RECORDS FOR PROCESSING -
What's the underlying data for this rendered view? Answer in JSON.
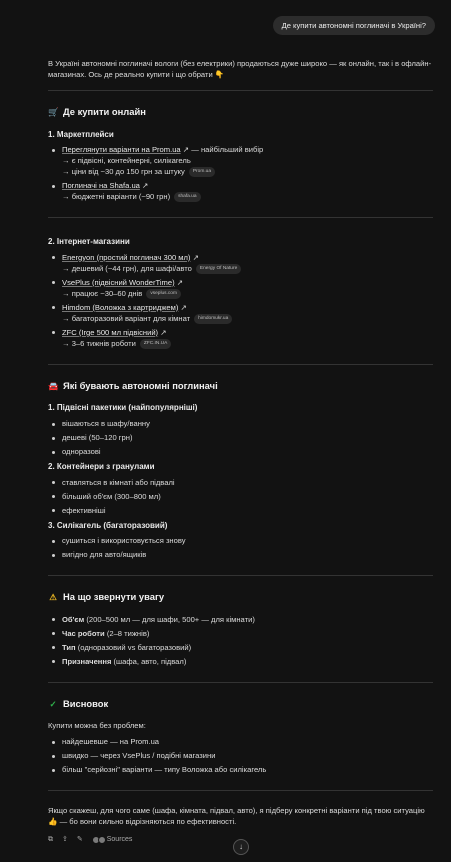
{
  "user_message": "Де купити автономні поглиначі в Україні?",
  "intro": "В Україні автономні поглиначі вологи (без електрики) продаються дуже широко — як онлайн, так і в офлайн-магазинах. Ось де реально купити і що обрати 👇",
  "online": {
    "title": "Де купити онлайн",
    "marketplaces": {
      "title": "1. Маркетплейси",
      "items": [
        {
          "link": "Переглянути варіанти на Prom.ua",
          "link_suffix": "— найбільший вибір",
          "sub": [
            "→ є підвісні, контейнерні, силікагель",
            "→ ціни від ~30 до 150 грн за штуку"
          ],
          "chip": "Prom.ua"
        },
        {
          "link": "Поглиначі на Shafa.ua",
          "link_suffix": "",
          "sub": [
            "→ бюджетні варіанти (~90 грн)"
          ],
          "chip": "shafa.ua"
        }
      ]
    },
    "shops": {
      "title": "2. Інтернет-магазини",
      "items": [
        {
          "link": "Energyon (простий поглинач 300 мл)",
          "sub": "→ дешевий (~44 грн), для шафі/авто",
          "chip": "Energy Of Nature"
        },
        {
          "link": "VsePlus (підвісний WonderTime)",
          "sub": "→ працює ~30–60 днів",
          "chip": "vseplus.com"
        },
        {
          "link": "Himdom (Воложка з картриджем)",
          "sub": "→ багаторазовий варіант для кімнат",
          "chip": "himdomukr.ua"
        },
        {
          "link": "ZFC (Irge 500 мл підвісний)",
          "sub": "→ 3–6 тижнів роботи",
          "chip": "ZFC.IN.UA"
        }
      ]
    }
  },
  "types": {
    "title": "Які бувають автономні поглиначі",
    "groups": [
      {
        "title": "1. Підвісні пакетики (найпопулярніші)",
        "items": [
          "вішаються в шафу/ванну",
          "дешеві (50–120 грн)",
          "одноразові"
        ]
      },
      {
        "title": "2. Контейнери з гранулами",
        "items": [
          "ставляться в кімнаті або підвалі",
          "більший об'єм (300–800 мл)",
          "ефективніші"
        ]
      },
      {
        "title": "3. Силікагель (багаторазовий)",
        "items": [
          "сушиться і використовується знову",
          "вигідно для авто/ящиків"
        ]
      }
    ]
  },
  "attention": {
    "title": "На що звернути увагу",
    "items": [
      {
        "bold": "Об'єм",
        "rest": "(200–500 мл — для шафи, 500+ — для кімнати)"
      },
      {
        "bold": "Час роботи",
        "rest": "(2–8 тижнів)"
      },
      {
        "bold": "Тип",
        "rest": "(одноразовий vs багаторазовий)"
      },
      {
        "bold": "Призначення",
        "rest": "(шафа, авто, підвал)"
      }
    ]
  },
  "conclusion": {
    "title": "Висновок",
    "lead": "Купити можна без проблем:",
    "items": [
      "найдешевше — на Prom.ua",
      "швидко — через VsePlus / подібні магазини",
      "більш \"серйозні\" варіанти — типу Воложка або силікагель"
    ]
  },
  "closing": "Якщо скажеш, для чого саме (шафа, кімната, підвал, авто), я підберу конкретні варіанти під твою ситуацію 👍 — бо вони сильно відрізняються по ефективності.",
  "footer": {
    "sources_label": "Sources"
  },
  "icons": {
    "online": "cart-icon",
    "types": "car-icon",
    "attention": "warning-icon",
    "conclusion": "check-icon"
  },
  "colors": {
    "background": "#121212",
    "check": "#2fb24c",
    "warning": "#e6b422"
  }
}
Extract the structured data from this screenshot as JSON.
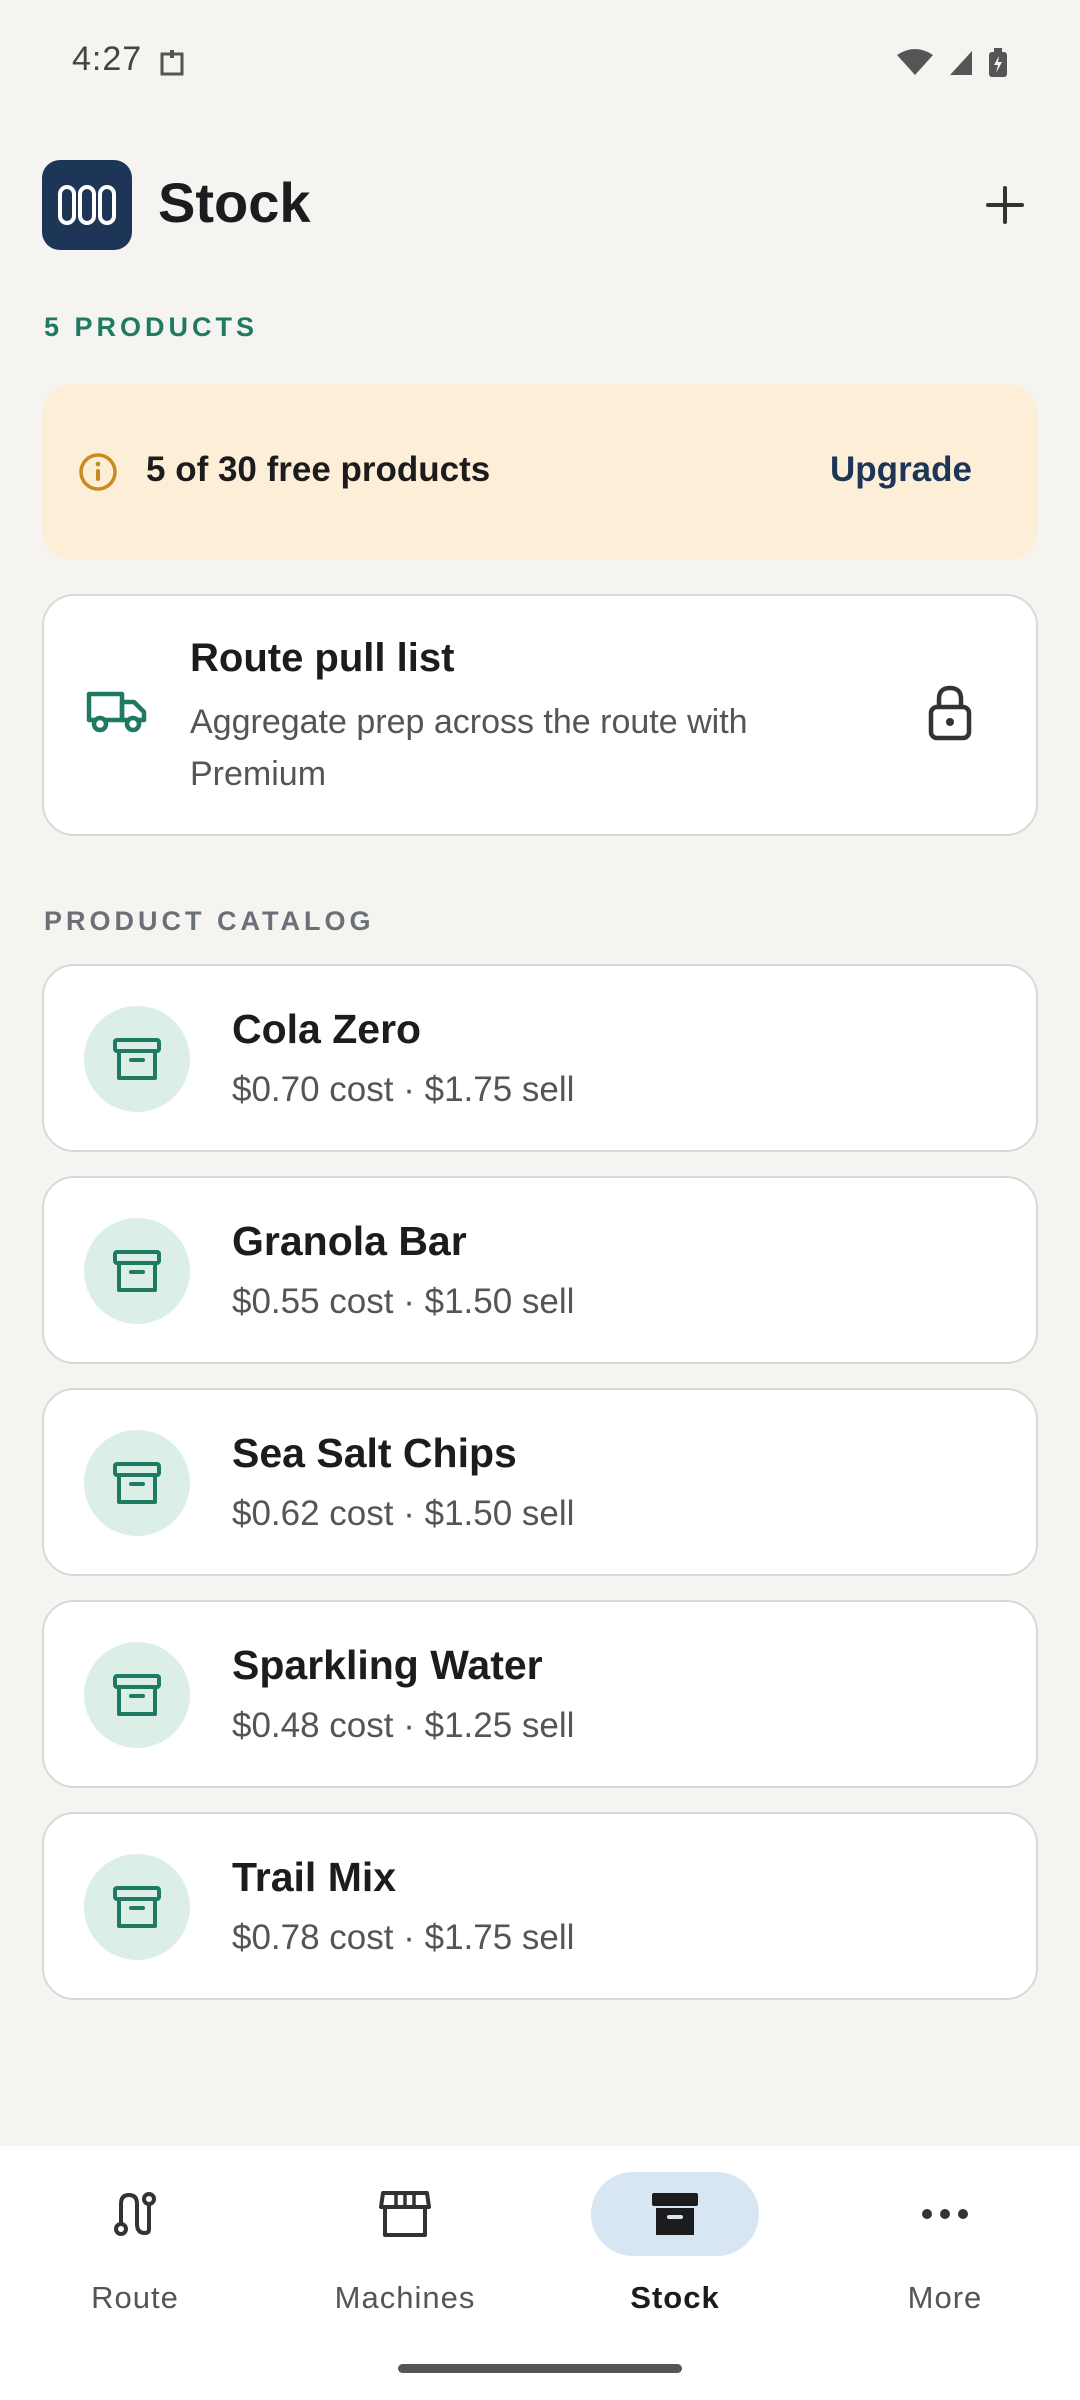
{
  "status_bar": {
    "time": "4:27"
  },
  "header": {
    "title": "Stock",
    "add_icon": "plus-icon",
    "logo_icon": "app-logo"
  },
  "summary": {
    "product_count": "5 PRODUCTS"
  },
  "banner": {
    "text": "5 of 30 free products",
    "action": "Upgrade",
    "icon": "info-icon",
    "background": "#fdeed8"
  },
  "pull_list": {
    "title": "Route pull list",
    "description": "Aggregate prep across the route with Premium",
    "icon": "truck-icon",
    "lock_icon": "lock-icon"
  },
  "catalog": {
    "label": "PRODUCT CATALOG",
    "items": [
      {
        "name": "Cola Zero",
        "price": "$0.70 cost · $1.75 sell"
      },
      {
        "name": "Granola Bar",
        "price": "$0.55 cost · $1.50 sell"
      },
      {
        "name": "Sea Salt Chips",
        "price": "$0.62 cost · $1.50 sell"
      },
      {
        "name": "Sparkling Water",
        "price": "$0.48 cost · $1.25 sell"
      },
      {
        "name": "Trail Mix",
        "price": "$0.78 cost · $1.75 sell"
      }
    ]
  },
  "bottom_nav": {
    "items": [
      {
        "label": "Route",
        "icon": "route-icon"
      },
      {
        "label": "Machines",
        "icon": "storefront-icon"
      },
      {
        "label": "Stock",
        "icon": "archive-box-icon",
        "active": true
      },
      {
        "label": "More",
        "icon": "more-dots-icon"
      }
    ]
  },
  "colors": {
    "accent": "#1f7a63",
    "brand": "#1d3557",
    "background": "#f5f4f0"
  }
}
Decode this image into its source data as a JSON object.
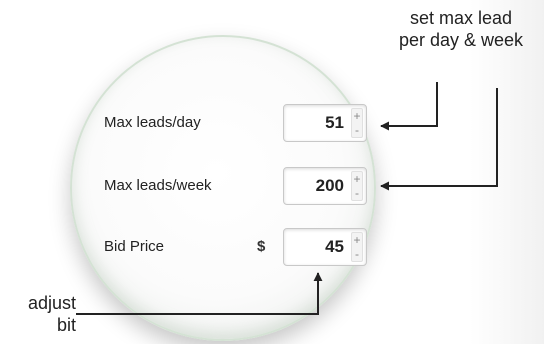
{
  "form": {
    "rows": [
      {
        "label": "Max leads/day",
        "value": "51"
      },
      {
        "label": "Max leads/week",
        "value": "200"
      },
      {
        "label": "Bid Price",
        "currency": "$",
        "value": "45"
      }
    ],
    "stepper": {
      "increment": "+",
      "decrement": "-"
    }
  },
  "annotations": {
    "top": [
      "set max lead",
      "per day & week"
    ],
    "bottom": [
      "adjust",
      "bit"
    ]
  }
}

PROMPT - Quote each record exactly as it stands, minus the pictures.

TASK RESULT -
What's the underlying data for this rendered view? Answer in JSON.
{
  "user_message": "Де купити автономні поглиначі в Україні?",
  "intro": "В Україні автономні поглиначі вологи (без електрики) продаються дуже широко — як онлайн, так і в офлайн-магазинах. Ось де реально купити і що обрати 👇",
  "online": {
    "title": "Де купити онлайн",
    "marketplaces": {
      "title": "1. Маркетплейси",
      "items": [
        {
          "link": "Переглянути варіанти на Prom.ua",
          "link_suffix": "— найбільший вибір",
          "sub": [
            "→ є підвісні, контейнерні, силікагель",
            "→ ціни від ~30 до 150 грн за штуку"
          ],
          "chip": "Prom.ua"
        },
        {
          "link": "Поглиначі на Shafa.ua",
          "link_suffix": "",
          "sub": [
            "→ бюджетні варіанти (~90 грн)"
          ],
          "chip": "shafa.ua"
        }
      ]
    },
    "shops": {
      "title": "2. Інтернет-магазини",
      "items": [
        {
          "link": "Energyon (простий поглинач 300 мл)",
          "sub": "→ дешевий (~44 грн), для шафі/авто",
          "chip": "Energy Of Nature"
        },
        {
          "link": "VsePlus (підвісний WonderTime)",
          "sub": "→ працює ~30–60 днів",
          "chip": "vseplus.com"
        },
        {
          "link": "Himdom (Воложка з картриджем)",
          "sub": "→ багаторазовий варіант для кімнат",
          "chip": "himdomukr.ua"
        },
        {
          "link": "ZFC (Irge 500 мл підвісний)",
          "sub": "→ 3–6 тижнів роботи",
          "chip": "ZFC.IN.UA"
        }
      ]
    }
  },
  "types": {
    "title": "Які бувають автономні поглиначі",
    "groups": [
      {
        "title": "1. Підвісні пакетики (найпопулярніші)",
        "items": [
          "вішаються в шафу/ванну",
          "дешеві (50–120 грн)",
          "одноразові"
        ]
      },
      {
        "title": "2. Контейнери з гранулами",
        "items": [
          "ставляться в кімнаті або підвалі",
          "більший об'єм (300–800 мл)",
          "ефективніші"
        ]
      },
      {
        "title": "3. Силікагель (багаторазовий)",
        "items": [
          "сушиться і використовується знову",
          "вигідно для авто/ящиків"
        ]
      }
    ]
  },
  "attention": {
    "title": "На що звернути увагу",
    "items": [
      {
        "bold": "Об'єм",
        "rest": "(200–500 мл — для шафи, 500+ — для кімнати)"
      },
      {
        "bold": "Час роботи",
        "rest": "(2–8 тижнів)"
      },
      {
        "bold": "Тип",
        "rest": "(одноразовий vs багаторазовий)"
      },
      {
        "bold": "Призначення",
        "rest": "(шафа, авто, підвал)"
      }
    ]
  },
  "conclusion": {
    "title": "Висновок",
    "lead": "Купити можна без проблем:",
    "items": [
      "найдешевше — на Prom.ua",
      "швидко — через VsePlus / подібні магазини",
      "більш \"серйозні\" варіанти — типу Воложка або силікагель"
    ]
  },
  "closing": "Якщо скажеш, для чого саме (шафа, кімната, підвал, авто), я підберу конкретні варіанти під твою ситуацію 👍 — бо вони сильно відрізняються по ефективності.",
  "footer": {
    "sources_label": "Sources"
  },
  "icons": {
    "online": "cart-icon",
    "types": "car-icon",
    "attention": "warning-icon",
    "conclusion": "check-icon"
  },
  "colors": {
    "background": "#121212",
    "check": "#2fb24c",
    "warning": "#e6b422"
  }
}
Extract the structured data from this screenshot as JSON.
{
  "status_bar": {
    "time": "4:27"
  },
  "header": {
    "title": "Stock",
    "add_icon": "plus-icon",
    "logo_icon": "app-logo"
  },
  "summary": {
    "product_count": "5 PRODUCTS"
  },
  "banner": {
    "text": "5 of 30 free products",
    "action": "Upgrade",
    "icon": "info-icon",
    "background": "#fdeed8"
  },
  "pull_list": {
    "title": "Route pull list",
    "description": "Aggregate prep across the route with Premium",
    "icon": "truck-icon",
    "lock_icon": "lock-icon"
  },
  "catalog": {
    "label": "PRODUCT CATALOG",
    "items": [
      {
        "name": "Cola Zero",
        "price": "$0.70 cost · $1.75 sell"
      },
      {
        "name": "Granola Bar",
        "price": "$0.55 cost · $1.50 sell"
      },
      {
        "name": "Sea Salt Chips",
        "price": "$0.62 cost · $1.50 sell"
      },
      {
        "name": "Sparkling Water",
        "price": "$0.48 cost · $1.25 sell"
      },
      {
        "name": "Trail Mix",
        "price": "$0.78 cost · $1.75 sell"
      }
    ]
  },
  "bottom_nav": {
    "items": [
      {
        "label": "Route",
        "icon": "route-icon"
      },
      {
        "label": "Machines",
        "icon": "storefront-icon"
      },
      {
        "label": "Stock",
        "icon": "archive-box-icon",
        "active": true
      },
      {
        "label": "More",
        "icon": "more-dots-icon"
      }
    ]
  },
  "colors": {
    "accent": "#1f7a63",
    "brand": "#1d3557",
    "background": "#f5f4f0"
  }
}
Decode this image into its source data as a JSON object.
{
  "form": {
    "rows": [
      {
        "label": "Max leads/day",
        "value": "51"
      },
      {
        "label": "Max leads/week",
        "value": "200"
      },
      {
        "label": "Bid Price",
        "currency": "$",
        "value": "45"
      }
    ],
    "stepper": {
      "increment": "+",
      "decrement": "-"
    }
  },
  "annotations": {
    "top": [
      "set max lead",
      "per day & week"
    ],
    "bottom": [
      "adjust",
      "bit"
    ]
  }
}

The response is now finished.